### Task instructions
State how many lines in the listing below include the word "Tasso". Give nothing but the number.

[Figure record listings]
⟨
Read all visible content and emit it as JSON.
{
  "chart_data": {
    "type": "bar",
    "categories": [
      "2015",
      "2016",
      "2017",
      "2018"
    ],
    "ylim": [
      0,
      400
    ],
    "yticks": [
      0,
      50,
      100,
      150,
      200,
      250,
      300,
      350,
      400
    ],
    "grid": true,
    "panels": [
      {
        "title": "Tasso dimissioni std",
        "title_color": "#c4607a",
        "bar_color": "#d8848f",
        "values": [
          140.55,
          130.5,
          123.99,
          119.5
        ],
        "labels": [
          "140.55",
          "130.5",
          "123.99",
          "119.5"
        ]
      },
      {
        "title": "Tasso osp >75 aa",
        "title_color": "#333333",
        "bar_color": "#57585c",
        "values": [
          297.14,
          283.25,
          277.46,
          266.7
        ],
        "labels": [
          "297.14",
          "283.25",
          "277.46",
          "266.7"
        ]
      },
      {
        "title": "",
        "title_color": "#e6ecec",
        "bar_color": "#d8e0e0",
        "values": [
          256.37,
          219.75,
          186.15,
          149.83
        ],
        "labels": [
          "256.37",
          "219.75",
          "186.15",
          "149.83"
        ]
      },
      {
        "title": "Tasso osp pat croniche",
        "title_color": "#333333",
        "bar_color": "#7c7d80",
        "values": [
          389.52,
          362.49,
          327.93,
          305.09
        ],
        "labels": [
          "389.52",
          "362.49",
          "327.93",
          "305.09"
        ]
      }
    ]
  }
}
⟩
⟨
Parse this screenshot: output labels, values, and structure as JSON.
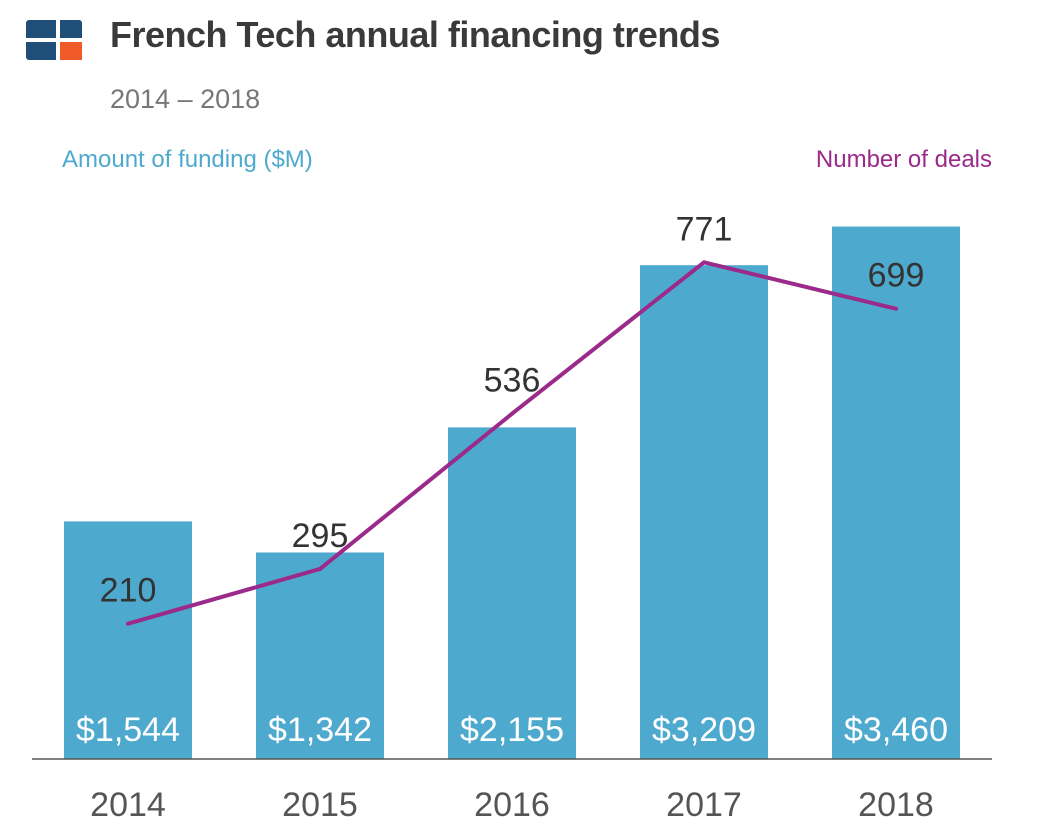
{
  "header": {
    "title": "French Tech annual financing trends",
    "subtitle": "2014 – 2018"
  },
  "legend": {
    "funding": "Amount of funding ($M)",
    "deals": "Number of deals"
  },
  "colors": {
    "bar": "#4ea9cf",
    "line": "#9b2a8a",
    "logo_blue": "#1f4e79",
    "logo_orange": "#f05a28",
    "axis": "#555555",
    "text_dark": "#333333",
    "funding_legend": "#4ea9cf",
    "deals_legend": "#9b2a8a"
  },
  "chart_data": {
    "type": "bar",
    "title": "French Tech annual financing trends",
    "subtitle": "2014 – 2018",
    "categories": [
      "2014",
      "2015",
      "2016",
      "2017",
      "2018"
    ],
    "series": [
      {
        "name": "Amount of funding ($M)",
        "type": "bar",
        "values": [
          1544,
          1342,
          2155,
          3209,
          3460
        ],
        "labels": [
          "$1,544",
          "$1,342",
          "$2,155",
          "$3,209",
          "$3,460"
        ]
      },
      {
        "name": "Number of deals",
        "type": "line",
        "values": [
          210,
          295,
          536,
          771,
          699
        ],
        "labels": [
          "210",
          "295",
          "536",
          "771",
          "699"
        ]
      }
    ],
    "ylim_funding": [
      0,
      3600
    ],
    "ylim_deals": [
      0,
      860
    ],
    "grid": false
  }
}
⟩
### Solved problem
3